▸ WHAT YOU WILL DO:
A. List every actor the film review names as starring.
B. According to the film review, what kind of transfer does the new Blu-ray presentation use?
C. Update the film review from "By ROCCO THOMPSON" up to and including "new 2K transfer!", changing "corpse" to "body".

▸ PASSAGE:
# # # #

Monday, November 18, 2019 | Blu-ray/DVD

By ROCCO THOMPSON

Starring Robert Gribbin, Russell Johnson, John Harmon
Directed by Irvin Berwick
Written by John Buckley
Arrow Video

Irvin Berwick clearly knew that the best way to hook your audience is to let ‘em sample the goods. His 1977 feature has a sick corker of a cold open, with pained shrieks piercing the pre-titles blackness seconds before a fresh female corpse falls abruptly into the frame, the words HITCH HIKE TO HELL slapped across her face in screaming red. From tip to tailpipe, this is skeezy, sleazy, golden-era grindhouse fare, and Arrow Video has rescued it from the cinematic trash heap: presenting it for the first time on Blu-ray in a brand new 2K transfer!

# # # #

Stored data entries

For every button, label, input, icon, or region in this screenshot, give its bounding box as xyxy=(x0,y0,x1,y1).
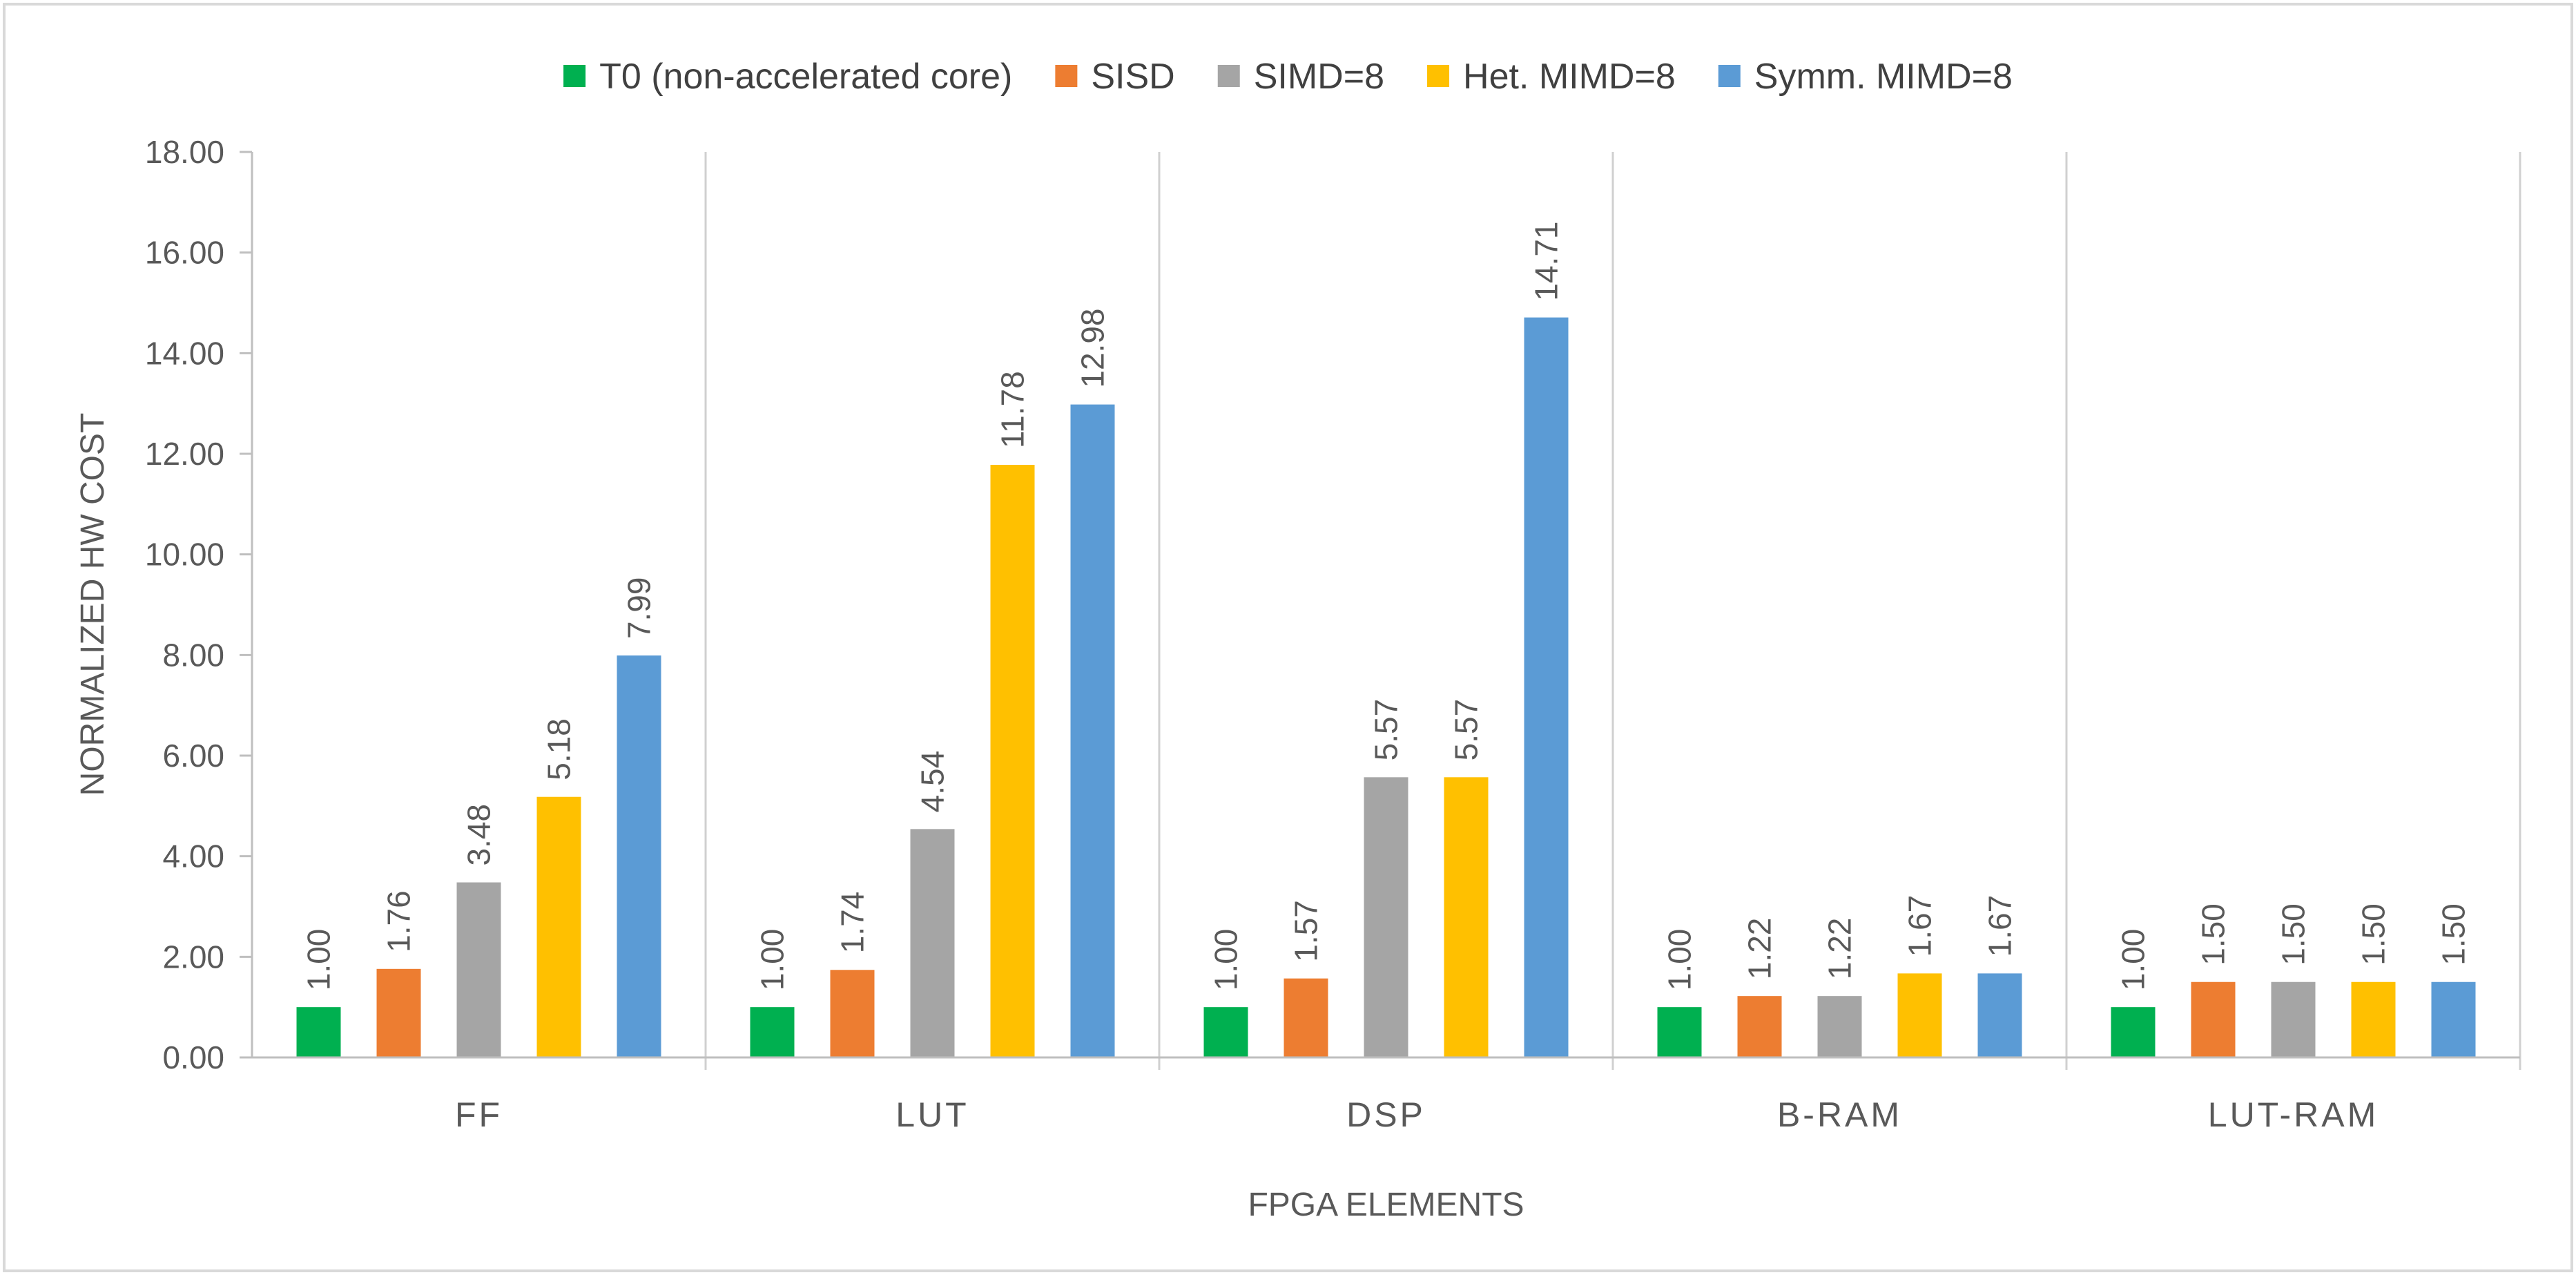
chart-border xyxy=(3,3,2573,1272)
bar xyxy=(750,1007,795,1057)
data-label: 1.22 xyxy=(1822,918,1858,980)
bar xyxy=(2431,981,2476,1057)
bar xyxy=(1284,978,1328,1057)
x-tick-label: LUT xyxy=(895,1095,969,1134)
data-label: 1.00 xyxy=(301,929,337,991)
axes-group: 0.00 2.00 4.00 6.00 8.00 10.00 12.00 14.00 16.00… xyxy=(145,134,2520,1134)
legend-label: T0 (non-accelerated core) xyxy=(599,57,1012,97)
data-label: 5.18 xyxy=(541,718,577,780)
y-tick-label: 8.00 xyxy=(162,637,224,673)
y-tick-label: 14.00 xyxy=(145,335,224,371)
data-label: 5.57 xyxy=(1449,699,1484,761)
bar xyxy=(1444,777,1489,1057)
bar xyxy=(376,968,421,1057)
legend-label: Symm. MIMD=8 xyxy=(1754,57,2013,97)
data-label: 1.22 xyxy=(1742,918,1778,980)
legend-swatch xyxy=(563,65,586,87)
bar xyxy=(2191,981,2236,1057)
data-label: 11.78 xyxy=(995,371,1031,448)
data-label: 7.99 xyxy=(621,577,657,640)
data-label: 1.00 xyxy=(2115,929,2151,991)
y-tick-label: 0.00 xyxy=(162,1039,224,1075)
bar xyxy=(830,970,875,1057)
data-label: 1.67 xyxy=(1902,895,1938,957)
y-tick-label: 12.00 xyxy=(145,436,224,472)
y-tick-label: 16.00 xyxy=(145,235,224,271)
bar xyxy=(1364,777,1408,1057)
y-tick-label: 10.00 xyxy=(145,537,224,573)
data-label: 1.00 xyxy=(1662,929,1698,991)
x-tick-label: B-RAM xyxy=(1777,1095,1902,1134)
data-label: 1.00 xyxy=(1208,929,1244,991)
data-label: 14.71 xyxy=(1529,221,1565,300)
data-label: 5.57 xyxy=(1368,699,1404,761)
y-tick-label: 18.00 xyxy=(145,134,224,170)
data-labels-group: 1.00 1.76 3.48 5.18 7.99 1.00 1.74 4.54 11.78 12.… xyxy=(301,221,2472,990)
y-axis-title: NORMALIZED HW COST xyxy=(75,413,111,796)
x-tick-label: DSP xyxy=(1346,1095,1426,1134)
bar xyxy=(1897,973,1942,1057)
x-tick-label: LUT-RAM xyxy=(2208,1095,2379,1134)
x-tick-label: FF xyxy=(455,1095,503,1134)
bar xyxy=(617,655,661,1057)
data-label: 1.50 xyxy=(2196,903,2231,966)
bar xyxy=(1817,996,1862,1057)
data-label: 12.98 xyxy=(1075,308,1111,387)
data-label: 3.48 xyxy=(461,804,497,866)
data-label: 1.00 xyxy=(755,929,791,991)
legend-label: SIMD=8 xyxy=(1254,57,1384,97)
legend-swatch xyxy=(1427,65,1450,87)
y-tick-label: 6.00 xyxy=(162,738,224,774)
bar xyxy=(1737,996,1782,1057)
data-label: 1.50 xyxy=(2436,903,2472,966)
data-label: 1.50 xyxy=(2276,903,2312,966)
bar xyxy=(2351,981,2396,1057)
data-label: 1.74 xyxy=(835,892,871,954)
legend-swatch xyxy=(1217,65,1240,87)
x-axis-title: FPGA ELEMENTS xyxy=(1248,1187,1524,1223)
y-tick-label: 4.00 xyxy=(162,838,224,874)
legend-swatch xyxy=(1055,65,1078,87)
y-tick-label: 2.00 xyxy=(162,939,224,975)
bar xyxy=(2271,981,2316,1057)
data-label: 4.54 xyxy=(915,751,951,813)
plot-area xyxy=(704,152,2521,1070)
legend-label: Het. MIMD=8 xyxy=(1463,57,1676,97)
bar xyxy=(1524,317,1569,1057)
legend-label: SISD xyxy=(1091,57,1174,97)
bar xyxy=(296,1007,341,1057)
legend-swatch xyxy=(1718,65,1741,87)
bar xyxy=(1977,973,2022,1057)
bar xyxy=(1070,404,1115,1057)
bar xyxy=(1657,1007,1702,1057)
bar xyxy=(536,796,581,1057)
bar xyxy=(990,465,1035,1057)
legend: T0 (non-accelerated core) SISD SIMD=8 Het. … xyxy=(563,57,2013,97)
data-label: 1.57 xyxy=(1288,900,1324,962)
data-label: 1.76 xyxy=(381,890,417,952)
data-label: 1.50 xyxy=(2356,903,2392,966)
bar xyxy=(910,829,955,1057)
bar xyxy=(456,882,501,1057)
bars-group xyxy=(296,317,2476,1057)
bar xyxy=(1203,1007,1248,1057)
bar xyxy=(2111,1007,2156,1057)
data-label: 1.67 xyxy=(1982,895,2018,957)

# # # #

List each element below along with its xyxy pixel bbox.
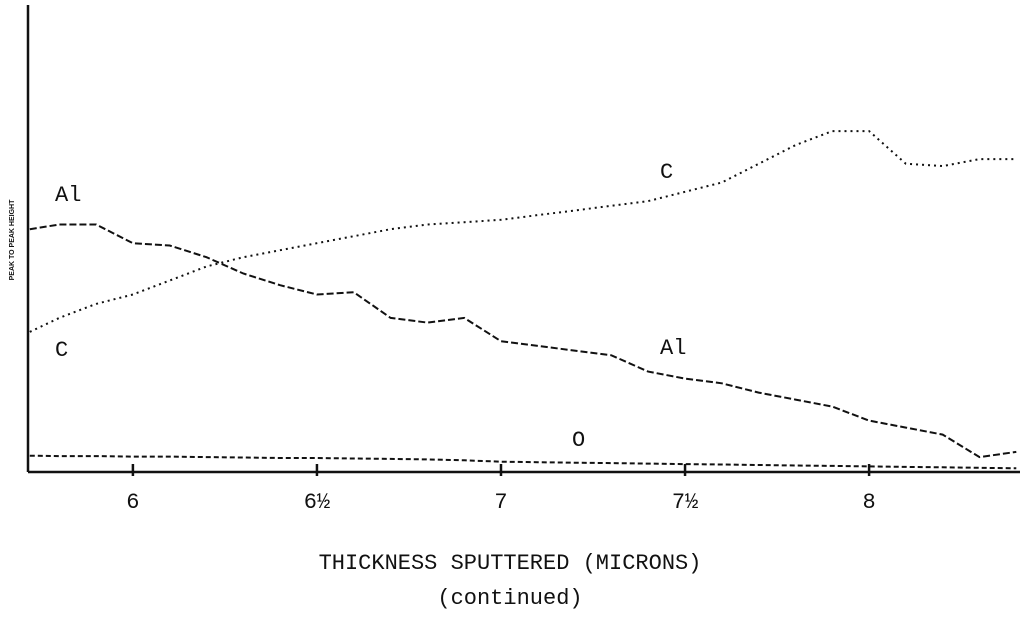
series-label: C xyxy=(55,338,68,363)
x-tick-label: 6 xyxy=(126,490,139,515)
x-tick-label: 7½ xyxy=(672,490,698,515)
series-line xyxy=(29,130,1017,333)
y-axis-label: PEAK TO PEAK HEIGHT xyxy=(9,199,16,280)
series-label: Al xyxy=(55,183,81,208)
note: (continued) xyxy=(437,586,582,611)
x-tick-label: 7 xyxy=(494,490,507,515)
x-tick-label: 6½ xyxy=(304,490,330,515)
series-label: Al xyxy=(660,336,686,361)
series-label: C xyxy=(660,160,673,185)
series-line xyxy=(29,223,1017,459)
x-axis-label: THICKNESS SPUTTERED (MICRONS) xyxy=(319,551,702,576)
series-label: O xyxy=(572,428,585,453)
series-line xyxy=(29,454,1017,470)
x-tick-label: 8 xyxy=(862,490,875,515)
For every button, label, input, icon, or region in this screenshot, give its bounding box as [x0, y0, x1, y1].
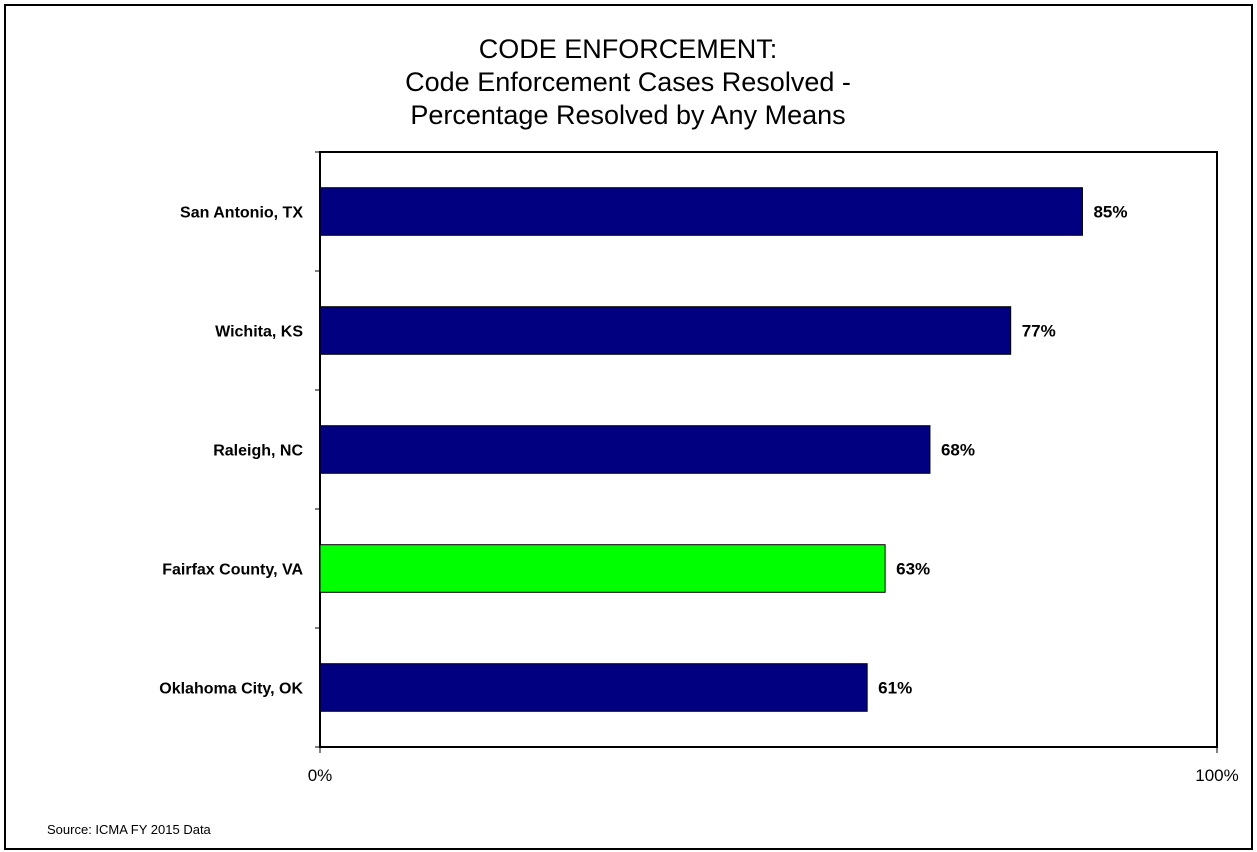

# # # #

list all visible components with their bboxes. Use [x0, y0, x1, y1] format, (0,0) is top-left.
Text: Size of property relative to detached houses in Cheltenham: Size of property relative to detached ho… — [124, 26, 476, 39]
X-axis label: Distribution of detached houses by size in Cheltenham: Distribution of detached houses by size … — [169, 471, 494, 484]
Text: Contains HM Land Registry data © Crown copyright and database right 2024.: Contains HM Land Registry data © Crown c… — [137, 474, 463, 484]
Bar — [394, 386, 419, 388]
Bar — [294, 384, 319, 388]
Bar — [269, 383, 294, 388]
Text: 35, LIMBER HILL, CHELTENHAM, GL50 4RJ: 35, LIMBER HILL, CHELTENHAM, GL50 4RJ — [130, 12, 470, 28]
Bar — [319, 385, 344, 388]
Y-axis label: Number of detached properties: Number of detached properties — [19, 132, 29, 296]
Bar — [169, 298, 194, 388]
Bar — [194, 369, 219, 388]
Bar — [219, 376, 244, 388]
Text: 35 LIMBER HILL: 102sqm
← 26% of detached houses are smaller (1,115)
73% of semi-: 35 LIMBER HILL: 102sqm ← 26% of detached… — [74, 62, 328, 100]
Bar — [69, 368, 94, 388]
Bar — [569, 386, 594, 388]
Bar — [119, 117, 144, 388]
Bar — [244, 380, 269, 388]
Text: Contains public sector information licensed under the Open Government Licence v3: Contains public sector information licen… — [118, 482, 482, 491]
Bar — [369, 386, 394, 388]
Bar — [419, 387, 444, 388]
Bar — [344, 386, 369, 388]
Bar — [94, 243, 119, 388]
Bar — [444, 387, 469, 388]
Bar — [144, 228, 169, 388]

# # # #

▸ TASK RESPONSES:
A. Robert Gribbin, Russell Johnson, John Harmon

B. A brand new 2K transfer.

C.
By ROCCO THOMPSON

Starring Robert Gribbin, Russell Johnson, John Harmon
Directed by Irvin Berwick
Written by John Buckley
Arrow Video

Irvin Berwick clearly knew that the best way to hook your audience is to let ‘em sample the goods. His 1977 feature has a sick corker of a cold open, with pained shrieks piercing the pre-titles blackness seconds before a fresh female body falls abruptly into the frame, the words HITCH HIKE TO HELL slapped across her face in screaming red. From tip to tailpipe, this is skeezy, sleazy, golden-era grindhouse fare, and Arrow Video has rescued it from the cinematic trash heap: presenting it for the first time on Blu-ray in a brand new 2K transfer!